SHORT PROBLEM:
Reproduce the items word for word, from the first line through the line containing "condition-title: Condition: [151, 315, 218, 331]", including both of those lines.

SUPPLIED DATA:
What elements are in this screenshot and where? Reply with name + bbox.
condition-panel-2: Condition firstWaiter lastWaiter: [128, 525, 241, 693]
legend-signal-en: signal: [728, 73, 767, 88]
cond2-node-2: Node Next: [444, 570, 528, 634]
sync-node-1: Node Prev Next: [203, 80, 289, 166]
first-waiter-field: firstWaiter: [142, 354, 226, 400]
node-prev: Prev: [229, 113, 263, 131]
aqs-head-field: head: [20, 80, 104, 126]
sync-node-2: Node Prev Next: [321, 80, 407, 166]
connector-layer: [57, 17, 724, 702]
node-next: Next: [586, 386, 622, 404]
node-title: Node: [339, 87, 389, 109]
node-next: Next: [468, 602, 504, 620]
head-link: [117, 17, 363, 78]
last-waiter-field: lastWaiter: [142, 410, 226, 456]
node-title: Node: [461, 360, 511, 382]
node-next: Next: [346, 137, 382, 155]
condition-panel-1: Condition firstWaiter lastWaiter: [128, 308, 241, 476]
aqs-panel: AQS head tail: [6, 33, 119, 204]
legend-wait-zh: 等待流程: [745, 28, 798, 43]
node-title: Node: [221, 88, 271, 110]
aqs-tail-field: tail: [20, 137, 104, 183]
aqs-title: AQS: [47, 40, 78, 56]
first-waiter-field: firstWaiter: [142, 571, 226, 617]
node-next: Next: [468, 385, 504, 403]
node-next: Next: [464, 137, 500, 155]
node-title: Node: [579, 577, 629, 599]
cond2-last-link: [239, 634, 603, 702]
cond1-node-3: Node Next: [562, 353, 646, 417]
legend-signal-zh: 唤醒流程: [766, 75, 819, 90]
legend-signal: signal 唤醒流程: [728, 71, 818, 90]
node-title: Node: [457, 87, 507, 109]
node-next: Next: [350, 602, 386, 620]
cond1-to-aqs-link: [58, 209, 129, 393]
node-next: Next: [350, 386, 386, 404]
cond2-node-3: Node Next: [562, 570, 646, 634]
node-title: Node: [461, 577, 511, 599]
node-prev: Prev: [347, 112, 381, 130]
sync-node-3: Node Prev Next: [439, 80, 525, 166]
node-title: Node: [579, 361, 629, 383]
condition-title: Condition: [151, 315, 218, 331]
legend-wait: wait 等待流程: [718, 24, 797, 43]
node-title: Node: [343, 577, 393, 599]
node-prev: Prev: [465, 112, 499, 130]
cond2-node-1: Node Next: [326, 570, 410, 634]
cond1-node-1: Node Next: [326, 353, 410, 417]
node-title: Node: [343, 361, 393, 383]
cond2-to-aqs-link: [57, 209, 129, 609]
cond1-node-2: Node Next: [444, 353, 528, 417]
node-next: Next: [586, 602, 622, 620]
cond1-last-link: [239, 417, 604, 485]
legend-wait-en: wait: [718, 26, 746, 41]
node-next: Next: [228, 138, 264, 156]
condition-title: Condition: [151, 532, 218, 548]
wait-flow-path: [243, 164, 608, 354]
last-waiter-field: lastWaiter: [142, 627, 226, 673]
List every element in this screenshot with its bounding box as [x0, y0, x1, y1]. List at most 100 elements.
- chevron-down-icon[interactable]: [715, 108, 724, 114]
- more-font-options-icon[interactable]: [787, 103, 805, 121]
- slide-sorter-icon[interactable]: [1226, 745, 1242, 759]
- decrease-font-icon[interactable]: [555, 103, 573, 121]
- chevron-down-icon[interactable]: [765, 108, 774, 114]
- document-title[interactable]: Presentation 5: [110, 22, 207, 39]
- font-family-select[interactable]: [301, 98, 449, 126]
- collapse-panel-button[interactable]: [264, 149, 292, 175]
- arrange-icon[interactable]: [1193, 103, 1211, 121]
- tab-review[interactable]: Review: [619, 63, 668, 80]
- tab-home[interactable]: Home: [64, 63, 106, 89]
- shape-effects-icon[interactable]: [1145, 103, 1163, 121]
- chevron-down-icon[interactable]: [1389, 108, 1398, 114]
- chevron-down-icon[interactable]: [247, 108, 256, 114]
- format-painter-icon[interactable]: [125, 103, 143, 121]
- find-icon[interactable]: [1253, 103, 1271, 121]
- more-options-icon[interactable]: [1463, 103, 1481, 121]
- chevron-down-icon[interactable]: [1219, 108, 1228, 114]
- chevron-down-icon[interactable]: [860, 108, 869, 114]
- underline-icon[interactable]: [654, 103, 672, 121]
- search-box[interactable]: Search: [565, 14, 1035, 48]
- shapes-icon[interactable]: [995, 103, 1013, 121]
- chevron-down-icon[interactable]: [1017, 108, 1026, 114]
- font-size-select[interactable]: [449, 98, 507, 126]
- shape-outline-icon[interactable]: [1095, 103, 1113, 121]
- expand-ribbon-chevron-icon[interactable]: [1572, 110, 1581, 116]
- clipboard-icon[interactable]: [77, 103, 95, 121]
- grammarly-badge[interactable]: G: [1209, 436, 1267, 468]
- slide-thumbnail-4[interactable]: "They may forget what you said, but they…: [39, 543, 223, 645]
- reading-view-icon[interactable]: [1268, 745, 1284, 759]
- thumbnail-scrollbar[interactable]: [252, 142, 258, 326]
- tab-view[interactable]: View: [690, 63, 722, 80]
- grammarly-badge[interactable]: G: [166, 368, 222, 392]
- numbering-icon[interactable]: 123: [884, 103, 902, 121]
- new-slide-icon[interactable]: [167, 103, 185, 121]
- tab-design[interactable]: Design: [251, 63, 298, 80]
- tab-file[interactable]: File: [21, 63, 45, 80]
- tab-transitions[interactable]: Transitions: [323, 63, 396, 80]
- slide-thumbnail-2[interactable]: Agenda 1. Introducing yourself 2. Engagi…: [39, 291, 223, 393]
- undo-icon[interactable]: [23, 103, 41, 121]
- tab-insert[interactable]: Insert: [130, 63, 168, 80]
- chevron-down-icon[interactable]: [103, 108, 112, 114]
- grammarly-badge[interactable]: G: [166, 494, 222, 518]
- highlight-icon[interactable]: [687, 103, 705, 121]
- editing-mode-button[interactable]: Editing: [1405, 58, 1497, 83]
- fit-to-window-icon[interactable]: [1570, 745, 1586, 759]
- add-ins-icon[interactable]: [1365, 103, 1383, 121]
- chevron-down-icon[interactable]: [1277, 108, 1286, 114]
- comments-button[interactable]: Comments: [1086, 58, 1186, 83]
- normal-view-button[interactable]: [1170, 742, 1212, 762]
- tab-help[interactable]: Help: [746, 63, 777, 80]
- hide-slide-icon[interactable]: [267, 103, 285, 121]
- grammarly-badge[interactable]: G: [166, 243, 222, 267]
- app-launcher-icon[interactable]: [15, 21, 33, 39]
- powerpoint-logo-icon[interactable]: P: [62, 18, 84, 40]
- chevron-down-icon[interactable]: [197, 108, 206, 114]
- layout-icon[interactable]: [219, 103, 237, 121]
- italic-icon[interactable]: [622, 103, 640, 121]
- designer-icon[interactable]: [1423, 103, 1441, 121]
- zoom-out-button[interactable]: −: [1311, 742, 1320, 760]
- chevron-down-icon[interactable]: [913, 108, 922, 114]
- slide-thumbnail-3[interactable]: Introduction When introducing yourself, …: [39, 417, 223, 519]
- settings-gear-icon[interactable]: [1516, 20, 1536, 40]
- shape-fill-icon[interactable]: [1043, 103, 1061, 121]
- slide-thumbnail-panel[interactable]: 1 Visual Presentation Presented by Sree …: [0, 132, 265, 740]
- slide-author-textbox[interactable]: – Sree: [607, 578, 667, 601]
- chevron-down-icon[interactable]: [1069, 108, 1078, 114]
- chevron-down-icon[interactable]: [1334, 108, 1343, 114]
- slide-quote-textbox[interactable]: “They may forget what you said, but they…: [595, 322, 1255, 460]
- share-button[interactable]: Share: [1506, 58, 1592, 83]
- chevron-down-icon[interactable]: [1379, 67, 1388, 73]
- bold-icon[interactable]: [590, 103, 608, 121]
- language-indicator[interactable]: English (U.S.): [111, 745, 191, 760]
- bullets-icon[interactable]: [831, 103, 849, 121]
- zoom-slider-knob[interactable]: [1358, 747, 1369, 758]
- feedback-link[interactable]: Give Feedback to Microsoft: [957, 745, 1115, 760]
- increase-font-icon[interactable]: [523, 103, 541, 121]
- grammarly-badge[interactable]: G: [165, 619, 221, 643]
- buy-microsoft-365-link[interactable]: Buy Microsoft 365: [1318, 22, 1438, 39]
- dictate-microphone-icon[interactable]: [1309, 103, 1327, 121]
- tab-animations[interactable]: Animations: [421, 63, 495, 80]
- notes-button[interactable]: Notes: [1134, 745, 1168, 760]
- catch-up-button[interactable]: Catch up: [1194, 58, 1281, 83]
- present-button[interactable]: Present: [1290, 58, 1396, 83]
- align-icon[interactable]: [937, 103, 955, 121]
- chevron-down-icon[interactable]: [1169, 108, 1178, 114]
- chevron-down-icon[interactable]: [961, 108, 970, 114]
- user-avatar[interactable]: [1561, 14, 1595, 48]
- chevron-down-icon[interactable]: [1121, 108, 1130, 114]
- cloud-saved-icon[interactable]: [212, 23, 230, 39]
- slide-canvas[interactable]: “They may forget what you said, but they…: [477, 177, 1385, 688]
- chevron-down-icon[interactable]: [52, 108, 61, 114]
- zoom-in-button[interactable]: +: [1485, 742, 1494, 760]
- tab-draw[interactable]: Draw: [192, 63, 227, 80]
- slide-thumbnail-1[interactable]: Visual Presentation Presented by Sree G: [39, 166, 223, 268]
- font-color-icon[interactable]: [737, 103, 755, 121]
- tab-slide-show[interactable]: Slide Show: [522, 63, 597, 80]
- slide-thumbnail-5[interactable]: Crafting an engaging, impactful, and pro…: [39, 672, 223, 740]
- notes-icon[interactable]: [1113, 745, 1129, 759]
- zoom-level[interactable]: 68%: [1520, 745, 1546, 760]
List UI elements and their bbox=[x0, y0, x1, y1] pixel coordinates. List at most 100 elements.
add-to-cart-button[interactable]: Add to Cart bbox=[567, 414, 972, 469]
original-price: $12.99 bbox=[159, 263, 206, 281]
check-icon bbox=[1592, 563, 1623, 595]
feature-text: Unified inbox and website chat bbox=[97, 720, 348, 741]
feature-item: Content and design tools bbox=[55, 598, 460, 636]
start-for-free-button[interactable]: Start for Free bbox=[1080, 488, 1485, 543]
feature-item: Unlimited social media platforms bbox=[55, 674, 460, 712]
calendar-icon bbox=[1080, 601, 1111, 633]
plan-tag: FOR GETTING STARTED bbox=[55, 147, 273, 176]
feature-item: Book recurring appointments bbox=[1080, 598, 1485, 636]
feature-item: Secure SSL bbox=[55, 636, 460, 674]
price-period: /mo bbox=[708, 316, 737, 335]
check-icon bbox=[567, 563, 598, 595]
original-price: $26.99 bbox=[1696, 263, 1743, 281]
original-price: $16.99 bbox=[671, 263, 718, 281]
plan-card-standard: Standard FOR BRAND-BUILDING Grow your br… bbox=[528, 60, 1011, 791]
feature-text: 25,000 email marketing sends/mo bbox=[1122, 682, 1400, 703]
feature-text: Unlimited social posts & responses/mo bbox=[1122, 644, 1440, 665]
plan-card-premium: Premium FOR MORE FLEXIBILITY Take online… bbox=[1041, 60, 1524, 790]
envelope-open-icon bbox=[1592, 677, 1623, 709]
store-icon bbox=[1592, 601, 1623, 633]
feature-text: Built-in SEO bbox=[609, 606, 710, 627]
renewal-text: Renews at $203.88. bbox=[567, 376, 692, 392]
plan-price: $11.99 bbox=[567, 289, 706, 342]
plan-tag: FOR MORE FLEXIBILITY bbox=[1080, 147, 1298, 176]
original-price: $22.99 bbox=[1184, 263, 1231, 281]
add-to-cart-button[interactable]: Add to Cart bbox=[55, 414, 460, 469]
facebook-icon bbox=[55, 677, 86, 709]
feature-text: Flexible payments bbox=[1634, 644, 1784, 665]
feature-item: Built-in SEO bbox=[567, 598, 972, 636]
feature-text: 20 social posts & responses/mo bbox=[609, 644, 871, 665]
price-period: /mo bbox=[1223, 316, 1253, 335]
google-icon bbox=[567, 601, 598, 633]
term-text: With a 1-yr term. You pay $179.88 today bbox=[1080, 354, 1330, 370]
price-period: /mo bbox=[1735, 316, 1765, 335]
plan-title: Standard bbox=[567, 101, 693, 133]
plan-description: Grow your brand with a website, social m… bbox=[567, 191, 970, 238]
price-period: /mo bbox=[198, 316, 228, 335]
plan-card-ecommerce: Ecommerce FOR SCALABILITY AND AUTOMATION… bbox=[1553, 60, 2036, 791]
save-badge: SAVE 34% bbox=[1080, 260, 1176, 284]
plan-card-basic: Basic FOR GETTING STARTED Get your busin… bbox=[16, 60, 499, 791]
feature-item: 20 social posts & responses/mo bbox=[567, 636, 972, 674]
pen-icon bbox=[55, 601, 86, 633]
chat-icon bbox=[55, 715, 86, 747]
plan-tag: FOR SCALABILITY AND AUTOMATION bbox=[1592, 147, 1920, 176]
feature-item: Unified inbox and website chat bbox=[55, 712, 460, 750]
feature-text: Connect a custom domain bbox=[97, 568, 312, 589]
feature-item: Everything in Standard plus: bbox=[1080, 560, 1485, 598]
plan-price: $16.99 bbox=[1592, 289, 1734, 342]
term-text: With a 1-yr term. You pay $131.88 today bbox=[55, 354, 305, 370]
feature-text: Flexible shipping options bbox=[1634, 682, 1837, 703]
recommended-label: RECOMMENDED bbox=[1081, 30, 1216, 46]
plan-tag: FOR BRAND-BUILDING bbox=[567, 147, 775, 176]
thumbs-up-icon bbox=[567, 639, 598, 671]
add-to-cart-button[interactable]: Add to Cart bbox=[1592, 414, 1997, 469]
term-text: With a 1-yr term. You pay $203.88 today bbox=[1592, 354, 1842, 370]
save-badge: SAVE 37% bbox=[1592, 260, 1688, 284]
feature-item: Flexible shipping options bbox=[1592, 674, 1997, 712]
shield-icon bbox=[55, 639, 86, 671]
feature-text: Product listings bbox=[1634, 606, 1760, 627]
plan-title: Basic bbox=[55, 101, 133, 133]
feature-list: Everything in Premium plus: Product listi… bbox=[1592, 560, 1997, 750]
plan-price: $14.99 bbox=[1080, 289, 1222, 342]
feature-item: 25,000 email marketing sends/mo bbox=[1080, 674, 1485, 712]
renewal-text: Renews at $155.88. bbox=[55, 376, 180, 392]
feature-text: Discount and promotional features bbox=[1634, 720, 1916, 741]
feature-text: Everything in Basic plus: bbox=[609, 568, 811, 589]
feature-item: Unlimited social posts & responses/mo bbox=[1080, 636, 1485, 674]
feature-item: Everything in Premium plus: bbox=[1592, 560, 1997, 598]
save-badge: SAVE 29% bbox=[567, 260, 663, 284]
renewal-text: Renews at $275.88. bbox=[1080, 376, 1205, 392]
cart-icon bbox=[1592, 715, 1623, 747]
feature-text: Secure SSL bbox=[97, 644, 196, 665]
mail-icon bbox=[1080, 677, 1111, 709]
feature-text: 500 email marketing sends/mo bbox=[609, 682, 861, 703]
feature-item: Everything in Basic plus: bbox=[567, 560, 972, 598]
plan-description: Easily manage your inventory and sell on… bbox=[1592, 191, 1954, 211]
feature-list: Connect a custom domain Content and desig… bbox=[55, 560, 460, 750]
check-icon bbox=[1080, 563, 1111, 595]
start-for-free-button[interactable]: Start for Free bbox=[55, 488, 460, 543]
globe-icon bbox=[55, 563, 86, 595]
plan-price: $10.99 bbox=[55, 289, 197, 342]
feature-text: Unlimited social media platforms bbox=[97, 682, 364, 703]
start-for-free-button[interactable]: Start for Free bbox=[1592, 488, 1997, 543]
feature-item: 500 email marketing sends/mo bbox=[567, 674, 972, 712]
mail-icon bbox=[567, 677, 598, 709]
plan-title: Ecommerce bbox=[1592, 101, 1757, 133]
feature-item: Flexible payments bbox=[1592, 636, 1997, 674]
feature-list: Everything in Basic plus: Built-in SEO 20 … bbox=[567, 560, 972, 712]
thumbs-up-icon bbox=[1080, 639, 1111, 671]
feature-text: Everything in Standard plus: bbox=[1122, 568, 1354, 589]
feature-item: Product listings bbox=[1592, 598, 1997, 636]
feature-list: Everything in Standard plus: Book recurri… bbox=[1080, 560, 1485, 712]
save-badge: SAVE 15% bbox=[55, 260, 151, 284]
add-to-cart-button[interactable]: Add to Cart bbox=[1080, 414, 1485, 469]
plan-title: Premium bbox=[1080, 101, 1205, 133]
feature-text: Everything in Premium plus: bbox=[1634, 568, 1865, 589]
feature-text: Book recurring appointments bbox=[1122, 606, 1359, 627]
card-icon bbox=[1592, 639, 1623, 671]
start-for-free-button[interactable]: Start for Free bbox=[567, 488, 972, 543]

FULL RESPONSE:
What elements are in this screenshot and where? Reply with name + bbox.
condition-panel-2: Condition firstWaiter lastWaiter: [128, 525, 241, 693]
legend-signal-en: signal: [728, 73, 767, 88]
cond2-node-2: Node Next: [444, 570, 528, 634]
sync-node-1: Node Prev Next: [203, 80, 289, 166]
first-waiter-field: firstWaiter: [142, 354, 226, 400]
node-prev: Prev: [229, 113, 263, 131]
aqs-head-field: head: [20, 80, 104, 126]
sync-node-2: Node Prev Next: [321, 80, 407, 166]
connector-layer: [57, 17, 724, 702]
node-next: Next: [586, 386, 622, 404]
node-title: Node: [339, 87, 389, 109]
node-next: Next: [468, 602, 504, 620]
head-link: [117, 17, 363, 78]
last-waiter-field: lastWaiter: [142, 410, 226, 456]
node-title: Node: [461, 360, 511, 382]
node-next: Next: [346, 137, 382, 155]
condition-panel-1: Condition firstWaiter lastWaiter: [128, 308, 241, 476]
aqs-panel: AQS head tail: [6, 33, 119, 204]
legend-wait-zh: 等待流程: [745, 28, 798, 43]
node-title: Node: [221, 88, 271, 110]
aqs-tail-field: tail: [20, 137, 104, 183]
aqs-title: AQS: [47, 40, 78, 56]
first-waiter-field: firstWaiter: [142, 571, 226, 617]
node-next: Next: [468, 385, 504, 403]
node-next: Next: [464, 137, 500, 155]
node-title: Node: [579, 577, 629, 599]
cond2-last-link: [239, 634, 603, 702]
cond1-node-3: Node Next: [562, 353, 646, 417]
legend-signal-zh: 唤醒流程: [766, 75, 819, 90]
legend-signal: signal 唤醒流程: [728, 71, 818, 90]
node-title: Node: [457, 87, 507, 109]
node-next: Next: [350, 602, 386, 620]
cond1-to-aqs-link: [58, 209, 129, 393]
node-next: Next: [350, 386, 386, 404]
cond2-node-3: Node Next: [562, 570, 646, 634]
node-title: Node: [461, 577, 511, 599]
node-prev: Prev: [347, 112, 381, 130]
sync-node-3: Node Prev Next: [439, 80, 525, 166]
node-title: Node: [579, 361, 629, 383]
condition-title: Condition: [151, 315, 218, 331]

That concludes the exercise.